Goal of the exercise
What is the number of lines containing the word "Whether"? Please answer with that number and nothing more.

Exercise input
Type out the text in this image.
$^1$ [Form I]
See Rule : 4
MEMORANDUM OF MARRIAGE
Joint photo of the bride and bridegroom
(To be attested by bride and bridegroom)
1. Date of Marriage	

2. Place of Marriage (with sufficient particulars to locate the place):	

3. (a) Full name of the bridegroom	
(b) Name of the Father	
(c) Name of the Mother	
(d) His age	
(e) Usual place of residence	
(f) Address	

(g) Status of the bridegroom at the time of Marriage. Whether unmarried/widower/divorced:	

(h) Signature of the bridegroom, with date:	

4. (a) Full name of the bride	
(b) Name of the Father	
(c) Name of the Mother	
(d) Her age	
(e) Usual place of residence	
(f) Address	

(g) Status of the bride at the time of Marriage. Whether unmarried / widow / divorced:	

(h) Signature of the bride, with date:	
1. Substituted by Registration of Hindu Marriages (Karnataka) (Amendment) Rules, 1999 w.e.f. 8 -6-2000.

Response to the task
2